## Begin Entries provided

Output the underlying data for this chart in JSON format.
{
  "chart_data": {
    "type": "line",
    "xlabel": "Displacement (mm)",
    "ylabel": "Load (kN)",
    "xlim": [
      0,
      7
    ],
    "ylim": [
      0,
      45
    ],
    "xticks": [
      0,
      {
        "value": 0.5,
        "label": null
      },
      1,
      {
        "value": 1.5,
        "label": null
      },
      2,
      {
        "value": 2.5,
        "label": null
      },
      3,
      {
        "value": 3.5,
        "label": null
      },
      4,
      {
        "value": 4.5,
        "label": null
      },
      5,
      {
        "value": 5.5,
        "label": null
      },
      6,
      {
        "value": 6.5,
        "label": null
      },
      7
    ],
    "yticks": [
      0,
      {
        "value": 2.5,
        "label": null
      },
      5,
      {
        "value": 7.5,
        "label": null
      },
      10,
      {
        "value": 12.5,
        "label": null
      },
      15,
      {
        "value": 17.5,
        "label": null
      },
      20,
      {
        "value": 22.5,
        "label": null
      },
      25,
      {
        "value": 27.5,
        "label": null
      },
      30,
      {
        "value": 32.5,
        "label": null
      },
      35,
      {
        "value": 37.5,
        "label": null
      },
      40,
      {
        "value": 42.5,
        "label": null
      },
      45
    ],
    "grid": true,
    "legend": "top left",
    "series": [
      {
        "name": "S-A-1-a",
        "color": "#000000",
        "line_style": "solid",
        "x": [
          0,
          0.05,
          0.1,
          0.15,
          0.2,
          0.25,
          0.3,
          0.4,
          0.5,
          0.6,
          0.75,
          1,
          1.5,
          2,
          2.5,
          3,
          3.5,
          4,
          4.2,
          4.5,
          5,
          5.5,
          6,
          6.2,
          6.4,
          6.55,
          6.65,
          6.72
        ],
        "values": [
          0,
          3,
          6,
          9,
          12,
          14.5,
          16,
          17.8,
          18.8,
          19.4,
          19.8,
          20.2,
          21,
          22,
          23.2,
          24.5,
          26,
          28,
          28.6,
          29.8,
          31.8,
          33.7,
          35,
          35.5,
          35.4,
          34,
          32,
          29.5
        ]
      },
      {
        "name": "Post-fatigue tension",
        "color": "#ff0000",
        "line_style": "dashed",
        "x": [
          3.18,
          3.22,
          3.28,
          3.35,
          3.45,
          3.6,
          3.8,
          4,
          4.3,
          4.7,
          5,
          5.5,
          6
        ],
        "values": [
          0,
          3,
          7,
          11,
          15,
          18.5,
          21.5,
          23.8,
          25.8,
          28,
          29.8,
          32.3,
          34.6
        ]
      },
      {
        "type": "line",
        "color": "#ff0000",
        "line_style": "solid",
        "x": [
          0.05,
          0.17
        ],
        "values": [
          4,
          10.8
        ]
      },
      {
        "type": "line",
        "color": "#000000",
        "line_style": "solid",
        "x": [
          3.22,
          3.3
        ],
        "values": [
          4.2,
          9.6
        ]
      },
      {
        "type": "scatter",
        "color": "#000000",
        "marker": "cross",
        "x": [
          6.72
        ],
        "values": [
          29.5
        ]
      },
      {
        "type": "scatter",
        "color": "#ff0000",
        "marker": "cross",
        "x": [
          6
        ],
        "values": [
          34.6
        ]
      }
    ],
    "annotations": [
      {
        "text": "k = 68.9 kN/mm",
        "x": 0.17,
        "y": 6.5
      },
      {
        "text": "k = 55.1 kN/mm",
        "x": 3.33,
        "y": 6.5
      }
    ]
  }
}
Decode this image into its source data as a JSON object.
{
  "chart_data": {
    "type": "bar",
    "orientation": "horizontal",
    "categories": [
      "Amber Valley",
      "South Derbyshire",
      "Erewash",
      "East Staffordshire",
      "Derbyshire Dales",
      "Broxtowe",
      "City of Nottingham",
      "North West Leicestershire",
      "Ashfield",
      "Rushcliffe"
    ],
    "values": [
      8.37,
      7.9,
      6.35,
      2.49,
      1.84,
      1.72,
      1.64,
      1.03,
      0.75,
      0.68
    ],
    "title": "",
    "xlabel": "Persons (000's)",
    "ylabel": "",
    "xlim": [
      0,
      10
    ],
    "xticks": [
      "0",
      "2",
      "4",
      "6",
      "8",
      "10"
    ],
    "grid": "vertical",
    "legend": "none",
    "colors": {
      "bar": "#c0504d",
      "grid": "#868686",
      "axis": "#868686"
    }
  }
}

## End Entries provided

__Written exercise__
Reproduce each line verbatim.

__Result for this exercise__
Output the underlying data for this chart in JSON format.
{
  "chart_data": {
    "type": "line",
    "xlabel": "Displacement (mm)",
    "ylabel": "Load (kN)",
    "xlim": [
      0,
      7
    ],
    "ylim": [
      0,
      45
    ],
    "xticks": [
      0,
      {
        "value": 0.5,
        "label": null
      },
      1,
      {
        "value": 1.5,
        "label": null
      },
      2,
      {
        "value": 2.5,
        "label": null
      },
      3,
      {
        "value": 3.5,
        "label": null
      },
      4,
      {
        "value": 4.5,
        "label": null
      },
      5,
      {
        "value": 5.5,
        "label": null
      },
      6,
      {
        "value": 6.5,
        "label": null
      },
      7
    ],
    "yticks": [
      0,
      {
        "value": 2.5,
        "label": null
      },
      5,
      {
        "value": 7.5,
        "label": null
      },
      10,
      {
        "value": 12.5,
        "label": null
      },
      15,
      {
        "value": 17.5,
        "label": null
      },
      20,
      {
        "value": 22.5,
        "label": null
      },
      25,
      {
        "value": 27.5,
        "label": null
      },
      30,
      {
        "value": 32.5,
        "label": null
      },
      35,
      {
        "value": 37.5,
        "label": null
      },
      40,
      {
        "value": 42.5,
        "label": null
      },
      45
    ],
    "grid": true,
    "legend": "top left",
    "series": [
      {
        "name": "S-A-1-a",
        "color": "#000000",
        "line_style": "solid",
        "x": [
          0,
          0.05,
          0.1,
          0.15,
          0.2,
          0.25,
          0.3,
          0.4,
          0.5,
          0.6,
          0.75,
          1,
          1.5,
          2,
          2.5,
          3,
          3.5,
          4,
          4.2,
          4.5,
          5,
          5.5,
          6,
          6.2,
          6.4,
          6.55,
          6.65,
          6.72
        ],
        "values": [
          0,
          3,
          6,
          9,
          12,
          14.5,
          16,
          17.8,
          18.8,
          19.4,
          19.8,
          20.2,
          21,
          22,
          23.2,
          24.5,
          26,
          28,
          28.6,
          29.8,
          31.8,
          33.7,
          35,
          35.5,
          35.4,
          34,
          32,
          29.5
        ]
      },
      {
        "name": "Post-fatigue tension",
        "color": "#ff0000",
        "line_style": "dashed",
        "x": [
          3.18,
          3.22,
          3.28,
          3.35,
          3.45,
          3.6,
          3.8,
          4,
          4.3,
          4.7,
          5,
          5.5,
          6
        ],
        "values": [
          0,
          3,
          7,
          11,
          15,
          18.5,
          21.5,
          23.8,
          25.8,
          28,
          29.8,
          32.3,
          34.6
        ]
      },
      {
        "type": "line",
        "color": "#ff0000",
        "line_style": "solid",
        "x": [
          0.05,
          0.17
        ],
        "values": [
          4,
          10.8
        ]
      },
      {
        "type": "line",
        "color": "#000000",
        "line_style": "solid",
        "x": [
          3.22,
          3.3
        ],
        "values": [
          4.2,
          9.6
        ]
      },
      {
        "type": "scatter",
        "color": "#000000",
        "marker": "cross",
        "x": [
          6.72
        ],
        "values": [
          29.5
        ]
      },
      {
        "type": "scatter",
        "color": "#ff0000",
        "marker": "cross",
        "x": [
          6
        ],
        "values": [
          34.6
        ]
      }
    ],
    "annotations": [
      {
        "text": "k = 68.9 kN/mm",
        "x": 0.17,
        "y": 6.5
      },
      {
        "text": "k = 55.1 kN/mm",
        "x": 3.33,
        "y": 6.5
      }
    ]
  }
}
Decode this image into its source data as a JSON object.
{
  "chart_data": {
    "type": "bar",
    "orientation": "horizontal",
    "categories": [
      "Amber Valley",
      "South Derbyshire",
      "Erewash",
      "East Staffordshire",
      "Derbyshire Dales",
      "Broxtowe",
      "City of Nottingham",
      "North West Leicestershire",
      "Ashfield",
      "Rushcliffe"
    ],
    "values": [
      8.37,
      7.9,
      6.35,
      2.49,
      1.84,
      1.72,
      1.64,
      1.03,
      0.75,
      0.68
    ],
    "title": "",
    "xlabel": "Persons (000's)",
    "ylabel": "",
    "xlim": [
      0,
      10
    ],
    "xticks": [
      "0",
      "2",
      "4",
      "6",
      "8",
      "10"
    ],
    "grid": "vertical",
    "legend": "none",
    "colors": {
      "bar": "#c0504d",
      "grid": "#868686",
      "axis": "#868686"
    }
  }
}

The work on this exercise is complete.